Data excerpts
# # #

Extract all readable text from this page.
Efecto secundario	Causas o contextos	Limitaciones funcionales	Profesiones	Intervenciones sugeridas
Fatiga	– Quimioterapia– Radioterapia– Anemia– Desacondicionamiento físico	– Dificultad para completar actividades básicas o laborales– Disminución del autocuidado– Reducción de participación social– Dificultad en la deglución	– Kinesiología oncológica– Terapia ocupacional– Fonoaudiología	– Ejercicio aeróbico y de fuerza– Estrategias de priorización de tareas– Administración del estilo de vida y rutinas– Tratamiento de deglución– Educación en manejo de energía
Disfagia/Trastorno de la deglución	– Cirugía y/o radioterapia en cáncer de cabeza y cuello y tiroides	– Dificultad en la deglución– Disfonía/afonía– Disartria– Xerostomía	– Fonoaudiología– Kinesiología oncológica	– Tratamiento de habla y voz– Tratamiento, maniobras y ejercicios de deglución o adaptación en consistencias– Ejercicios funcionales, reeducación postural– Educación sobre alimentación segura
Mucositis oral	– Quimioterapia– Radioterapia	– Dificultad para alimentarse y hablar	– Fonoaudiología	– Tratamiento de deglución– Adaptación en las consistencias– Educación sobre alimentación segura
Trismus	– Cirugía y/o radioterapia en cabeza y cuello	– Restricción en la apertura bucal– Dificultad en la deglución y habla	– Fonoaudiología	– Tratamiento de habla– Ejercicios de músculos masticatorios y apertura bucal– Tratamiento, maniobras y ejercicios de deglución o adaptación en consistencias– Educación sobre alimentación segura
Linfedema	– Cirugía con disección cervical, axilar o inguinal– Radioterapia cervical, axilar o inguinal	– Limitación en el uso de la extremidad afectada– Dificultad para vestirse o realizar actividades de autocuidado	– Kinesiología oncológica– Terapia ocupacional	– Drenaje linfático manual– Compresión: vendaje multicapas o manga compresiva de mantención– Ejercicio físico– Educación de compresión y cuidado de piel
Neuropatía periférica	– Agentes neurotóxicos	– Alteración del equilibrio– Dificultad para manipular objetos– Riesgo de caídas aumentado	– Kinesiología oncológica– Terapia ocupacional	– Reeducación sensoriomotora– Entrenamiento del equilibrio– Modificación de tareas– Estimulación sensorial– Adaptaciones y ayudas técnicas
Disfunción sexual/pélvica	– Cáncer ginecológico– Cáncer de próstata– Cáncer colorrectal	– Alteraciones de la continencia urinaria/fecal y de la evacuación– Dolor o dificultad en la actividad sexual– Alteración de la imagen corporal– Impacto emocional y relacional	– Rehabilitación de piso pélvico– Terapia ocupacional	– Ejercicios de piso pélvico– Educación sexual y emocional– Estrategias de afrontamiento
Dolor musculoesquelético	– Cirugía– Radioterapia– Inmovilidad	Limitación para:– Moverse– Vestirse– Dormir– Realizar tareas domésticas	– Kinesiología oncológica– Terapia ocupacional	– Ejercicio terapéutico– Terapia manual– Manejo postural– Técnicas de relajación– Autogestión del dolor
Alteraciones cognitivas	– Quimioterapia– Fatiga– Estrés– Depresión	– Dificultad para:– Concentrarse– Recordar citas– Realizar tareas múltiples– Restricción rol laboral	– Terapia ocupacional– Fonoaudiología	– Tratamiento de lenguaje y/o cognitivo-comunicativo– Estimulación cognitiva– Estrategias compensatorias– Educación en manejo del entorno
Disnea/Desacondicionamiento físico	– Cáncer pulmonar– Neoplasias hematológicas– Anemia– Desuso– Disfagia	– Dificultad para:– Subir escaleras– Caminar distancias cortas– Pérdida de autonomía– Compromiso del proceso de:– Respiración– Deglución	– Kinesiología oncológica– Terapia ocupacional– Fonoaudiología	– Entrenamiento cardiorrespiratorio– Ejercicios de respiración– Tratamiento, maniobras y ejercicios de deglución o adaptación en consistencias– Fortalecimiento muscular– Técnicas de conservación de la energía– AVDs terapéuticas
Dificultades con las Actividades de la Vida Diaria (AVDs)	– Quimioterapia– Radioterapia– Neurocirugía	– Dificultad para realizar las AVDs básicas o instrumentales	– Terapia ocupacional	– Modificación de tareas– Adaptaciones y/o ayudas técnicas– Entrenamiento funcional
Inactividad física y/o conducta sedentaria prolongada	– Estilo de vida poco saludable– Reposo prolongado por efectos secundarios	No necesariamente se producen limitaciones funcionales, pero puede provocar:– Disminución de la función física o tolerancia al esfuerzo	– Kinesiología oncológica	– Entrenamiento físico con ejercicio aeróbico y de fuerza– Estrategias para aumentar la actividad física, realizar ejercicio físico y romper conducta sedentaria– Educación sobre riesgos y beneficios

# # #

(Problem details):
Each line holding "consistencias" must be found and copied.

(Complete output):
Disfagia/Trastorno de la deglución	– Cirugía y/o radioterapia en cáncer de cabeza y cuello y tiroides	– Dificultad en la deglución– Disfonía/afonía– Disartria– Xerostomía	– Fonoaudiología– Kinesiología oncológica	– Tratamiento de habla y voz– Tratamiento, maniobras y ejercicios de deglución o adaptación en consistencias– Ejercicios funcionales, reeducación postural– Educación sobre alimentación segura
Mucositis oral	– Quimioterapia– Radioterapia	– Dificultad para alimentarse y hablar	– Fonoaudiología	– Tratamiento de deglución– Adaptación en las consistencias– Educación sobre alimentación segura
Trismus	– Cirugía y/o radioterapia en cabeza y cuello	– Restricción en la apertura bucal– Dificultad en la deglución y habla	– Fonoaudiología	– Tratamiento de habla– Ejercicios de músculos masticatorios y apertura bucal– Tratamiento, maniobras y ejercicios de deglución o adaptación en consistencias– Educación sobre alimentación segura
Disnea/Desacondicionamiento físico	– Cáncer pulmonar– Neoplasias hematológicas– Anemia– Desuso– Disfagia	– Dificultad para:– Subir escaleras– Caminar distancias cortas– Pérdida de autonomía– Compromiso del proceso de:– Respiración– Deglución	– Kinesiología oncológica– Terapia ocupacional– Fonoaudiología	– Entrenamiento cardiorrespiratorio– Ejercicios de respiración– Tratamiento, maniobras y ejercicios de deglución o adaptación en consistencias– Fortalecimiento muscular– Técnicas de conservación de la energía– AVDs terapéuticas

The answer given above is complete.